++++ Data for the task

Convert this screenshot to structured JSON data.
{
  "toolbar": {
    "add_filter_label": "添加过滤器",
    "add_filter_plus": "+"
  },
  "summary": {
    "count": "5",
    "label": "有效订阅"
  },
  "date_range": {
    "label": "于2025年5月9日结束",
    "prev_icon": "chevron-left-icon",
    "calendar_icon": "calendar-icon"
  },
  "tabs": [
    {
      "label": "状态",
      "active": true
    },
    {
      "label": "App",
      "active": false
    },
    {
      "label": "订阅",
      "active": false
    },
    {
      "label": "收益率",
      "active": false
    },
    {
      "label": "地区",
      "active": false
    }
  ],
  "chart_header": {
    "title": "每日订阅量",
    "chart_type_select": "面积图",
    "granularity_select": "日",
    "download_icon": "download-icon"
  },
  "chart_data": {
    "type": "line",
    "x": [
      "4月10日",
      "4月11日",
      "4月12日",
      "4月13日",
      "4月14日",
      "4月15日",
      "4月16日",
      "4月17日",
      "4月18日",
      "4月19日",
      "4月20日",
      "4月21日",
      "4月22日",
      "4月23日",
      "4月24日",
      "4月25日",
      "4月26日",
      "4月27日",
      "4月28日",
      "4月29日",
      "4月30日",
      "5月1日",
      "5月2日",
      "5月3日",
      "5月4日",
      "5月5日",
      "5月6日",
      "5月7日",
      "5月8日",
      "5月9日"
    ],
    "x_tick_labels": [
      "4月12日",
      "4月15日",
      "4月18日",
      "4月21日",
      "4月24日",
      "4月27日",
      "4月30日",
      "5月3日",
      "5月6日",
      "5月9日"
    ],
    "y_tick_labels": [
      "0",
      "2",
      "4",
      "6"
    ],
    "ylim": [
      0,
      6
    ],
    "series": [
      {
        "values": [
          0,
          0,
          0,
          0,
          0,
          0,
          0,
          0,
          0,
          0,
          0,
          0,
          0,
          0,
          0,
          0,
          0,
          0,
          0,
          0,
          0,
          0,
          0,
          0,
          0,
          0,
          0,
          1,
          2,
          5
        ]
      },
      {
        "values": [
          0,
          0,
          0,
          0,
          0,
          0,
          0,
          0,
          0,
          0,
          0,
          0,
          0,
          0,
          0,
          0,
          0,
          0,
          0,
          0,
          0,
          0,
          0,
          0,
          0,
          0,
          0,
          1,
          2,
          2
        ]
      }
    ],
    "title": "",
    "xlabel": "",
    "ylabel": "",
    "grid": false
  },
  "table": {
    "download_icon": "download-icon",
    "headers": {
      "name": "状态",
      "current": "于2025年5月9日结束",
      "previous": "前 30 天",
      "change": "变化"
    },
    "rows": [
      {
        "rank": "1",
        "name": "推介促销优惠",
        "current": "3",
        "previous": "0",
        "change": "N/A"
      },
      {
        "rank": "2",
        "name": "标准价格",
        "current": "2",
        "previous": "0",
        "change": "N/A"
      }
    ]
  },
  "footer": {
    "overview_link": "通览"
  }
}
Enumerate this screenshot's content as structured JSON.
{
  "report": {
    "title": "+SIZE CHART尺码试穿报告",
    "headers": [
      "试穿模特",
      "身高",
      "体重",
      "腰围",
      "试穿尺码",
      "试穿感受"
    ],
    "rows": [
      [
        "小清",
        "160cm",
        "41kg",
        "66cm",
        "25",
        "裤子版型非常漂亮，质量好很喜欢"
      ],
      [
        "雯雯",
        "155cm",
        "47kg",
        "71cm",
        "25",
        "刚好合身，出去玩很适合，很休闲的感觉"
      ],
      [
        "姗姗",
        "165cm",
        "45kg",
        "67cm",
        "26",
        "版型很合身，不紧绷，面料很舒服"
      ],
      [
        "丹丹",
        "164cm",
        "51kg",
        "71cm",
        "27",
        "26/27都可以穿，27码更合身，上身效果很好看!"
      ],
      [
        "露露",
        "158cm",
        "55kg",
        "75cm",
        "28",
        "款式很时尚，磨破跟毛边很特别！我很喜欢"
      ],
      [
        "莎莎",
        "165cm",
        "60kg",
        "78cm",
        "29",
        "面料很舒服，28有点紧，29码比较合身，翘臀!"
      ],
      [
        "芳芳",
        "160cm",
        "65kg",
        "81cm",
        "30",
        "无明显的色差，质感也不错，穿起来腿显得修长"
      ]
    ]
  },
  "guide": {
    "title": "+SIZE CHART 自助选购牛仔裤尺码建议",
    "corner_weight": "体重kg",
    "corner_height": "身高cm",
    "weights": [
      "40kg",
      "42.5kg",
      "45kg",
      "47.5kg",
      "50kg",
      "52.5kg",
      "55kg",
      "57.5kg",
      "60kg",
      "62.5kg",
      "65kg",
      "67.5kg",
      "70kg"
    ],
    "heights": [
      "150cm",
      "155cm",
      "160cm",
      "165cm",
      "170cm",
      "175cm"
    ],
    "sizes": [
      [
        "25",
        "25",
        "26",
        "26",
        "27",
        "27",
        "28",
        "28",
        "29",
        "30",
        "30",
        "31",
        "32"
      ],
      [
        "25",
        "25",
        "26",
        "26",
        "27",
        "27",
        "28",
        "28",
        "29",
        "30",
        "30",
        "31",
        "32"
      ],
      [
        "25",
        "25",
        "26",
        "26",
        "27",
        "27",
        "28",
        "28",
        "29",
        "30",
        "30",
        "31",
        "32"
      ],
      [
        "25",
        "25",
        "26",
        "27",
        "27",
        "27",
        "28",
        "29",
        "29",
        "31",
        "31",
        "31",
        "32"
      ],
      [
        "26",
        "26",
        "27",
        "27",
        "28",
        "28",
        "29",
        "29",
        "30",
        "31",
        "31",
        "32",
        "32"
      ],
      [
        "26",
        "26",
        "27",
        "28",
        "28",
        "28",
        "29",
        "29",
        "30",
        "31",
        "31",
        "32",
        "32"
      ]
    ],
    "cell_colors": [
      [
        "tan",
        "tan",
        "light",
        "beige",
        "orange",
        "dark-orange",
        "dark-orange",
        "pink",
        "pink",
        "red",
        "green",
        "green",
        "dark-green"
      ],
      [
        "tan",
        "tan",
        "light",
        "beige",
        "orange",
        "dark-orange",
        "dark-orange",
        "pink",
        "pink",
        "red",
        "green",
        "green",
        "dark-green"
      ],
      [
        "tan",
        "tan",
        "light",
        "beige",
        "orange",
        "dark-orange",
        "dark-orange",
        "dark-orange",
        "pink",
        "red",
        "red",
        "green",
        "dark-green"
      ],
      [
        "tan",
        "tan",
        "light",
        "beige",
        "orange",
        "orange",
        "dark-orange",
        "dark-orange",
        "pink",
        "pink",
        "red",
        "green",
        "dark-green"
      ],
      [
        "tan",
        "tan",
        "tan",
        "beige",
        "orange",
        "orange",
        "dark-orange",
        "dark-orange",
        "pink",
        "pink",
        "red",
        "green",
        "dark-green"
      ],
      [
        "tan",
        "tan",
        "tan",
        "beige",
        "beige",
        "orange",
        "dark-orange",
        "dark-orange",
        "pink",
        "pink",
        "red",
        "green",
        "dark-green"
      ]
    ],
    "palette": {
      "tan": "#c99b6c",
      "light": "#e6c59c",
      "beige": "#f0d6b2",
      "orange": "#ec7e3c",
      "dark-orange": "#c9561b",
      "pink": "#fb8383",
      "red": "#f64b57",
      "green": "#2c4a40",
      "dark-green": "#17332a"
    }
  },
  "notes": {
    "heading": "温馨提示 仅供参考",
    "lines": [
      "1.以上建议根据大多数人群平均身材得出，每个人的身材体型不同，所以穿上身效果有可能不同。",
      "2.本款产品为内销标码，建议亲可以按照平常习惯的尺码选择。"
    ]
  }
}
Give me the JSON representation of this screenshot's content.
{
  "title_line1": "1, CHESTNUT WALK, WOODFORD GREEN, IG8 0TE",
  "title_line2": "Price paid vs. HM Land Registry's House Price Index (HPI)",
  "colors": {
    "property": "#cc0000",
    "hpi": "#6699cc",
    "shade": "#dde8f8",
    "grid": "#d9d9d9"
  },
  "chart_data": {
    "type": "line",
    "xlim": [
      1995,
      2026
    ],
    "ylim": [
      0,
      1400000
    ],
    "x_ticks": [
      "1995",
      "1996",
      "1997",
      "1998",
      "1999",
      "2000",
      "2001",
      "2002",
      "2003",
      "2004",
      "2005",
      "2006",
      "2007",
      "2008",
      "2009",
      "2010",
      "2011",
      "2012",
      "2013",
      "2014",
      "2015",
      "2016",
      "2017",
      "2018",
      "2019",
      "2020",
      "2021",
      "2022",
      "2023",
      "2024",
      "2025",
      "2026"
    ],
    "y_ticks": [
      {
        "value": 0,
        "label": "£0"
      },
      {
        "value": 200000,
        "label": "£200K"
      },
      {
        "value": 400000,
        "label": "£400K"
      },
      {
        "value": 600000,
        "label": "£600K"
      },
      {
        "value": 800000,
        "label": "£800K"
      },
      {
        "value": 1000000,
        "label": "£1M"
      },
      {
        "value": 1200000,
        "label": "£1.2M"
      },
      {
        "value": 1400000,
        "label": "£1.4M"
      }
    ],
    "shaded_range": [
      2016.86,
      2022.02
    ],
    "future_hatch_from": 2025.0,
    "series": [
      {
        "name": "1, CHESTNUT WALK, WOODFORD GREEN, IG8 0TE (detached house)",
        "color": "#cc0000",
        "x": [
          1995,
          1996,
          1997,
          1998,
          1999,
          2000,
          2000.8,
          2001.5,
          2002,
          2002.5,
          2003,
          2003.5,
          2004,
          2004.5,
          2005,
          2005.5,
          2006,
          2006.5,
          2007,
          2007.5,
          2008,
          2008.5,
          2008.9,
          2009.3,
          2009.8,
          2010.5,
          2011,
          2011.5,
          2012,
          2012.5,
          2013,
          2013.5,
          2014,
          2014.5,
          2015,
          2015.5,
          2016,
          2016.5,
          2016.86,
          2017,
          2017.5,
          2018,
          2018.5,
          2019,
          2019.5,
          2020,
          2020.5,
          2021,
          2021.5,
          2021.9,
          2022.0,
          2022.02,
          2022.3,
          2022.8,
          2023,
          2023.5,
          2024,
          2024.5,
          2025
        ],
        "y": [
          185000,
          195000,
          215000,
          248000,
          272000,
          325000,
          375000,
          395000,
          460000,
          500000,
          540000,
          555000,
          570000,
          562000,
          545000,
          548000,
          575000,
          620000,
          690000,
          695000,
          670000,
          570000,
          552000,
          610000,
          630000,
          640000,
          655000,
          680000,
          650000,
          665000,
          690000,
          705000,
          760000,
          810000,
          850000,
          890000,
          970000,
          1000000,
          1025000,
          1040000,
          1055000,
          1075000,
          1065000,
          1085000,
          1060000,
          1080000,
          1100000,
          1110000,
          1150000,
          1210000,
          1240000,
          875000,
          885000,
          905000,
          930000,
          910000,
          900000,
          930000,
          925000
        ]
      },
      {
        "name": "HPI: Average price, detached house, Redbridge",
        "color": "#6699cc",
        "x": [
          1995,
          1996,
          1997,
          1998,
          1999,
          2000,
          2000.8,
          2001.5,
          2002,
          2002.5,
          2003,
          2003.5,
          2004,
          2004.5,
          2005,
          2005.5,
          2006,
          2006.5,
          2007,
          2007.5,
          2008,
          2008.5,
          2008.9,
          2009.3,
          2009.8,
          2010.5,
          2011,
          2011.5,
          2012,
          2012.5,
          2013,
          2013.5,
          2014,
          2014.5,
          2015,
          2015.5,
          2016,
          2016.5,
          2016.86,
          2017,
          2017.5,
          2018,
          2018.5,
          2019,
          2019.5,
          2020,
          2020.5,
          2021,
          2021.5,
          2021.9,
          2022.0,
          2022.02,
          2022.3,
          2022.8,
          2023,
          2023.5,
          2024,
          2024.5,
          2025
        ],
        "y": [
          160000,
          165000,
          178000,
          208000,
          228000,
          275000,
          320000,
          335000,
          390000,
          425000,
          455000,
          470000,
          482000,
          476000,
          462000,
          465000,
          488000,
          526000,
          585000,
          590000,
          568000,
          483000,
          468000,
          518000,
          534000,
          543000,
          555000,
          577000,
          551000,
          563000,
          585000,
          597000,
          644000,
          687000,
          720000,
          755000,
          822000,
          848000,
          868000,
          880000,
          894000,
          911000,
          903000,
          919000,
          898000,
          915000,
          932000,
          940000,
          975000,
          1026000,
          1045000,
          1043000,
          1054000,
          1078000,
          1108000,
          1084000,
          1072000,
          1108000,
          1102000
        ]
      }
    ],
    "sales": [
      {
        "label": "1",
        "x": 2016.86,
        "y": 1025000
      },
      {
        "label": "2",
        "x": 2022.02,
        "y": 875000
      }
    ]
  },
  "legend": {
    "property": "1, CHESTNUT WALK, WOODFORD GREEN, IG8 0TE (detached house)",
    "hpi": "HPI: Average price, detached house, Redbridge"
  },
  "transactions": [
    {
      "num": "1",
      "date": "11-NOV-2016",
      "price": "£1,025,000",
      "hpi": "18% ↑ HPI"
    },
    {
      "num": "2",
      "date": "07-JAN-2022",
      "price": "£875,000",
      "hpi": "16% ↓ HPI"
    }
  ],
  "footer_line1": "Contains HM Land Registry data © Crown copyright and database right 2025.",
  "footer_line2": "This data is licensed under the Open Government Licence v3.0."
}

++++++++

- Required task: Copy every line of the listing containing the string "structured".

- Full output:
Convert this screenshot to structured JSON data.
Enumerate this screenshot's content as structured JSON.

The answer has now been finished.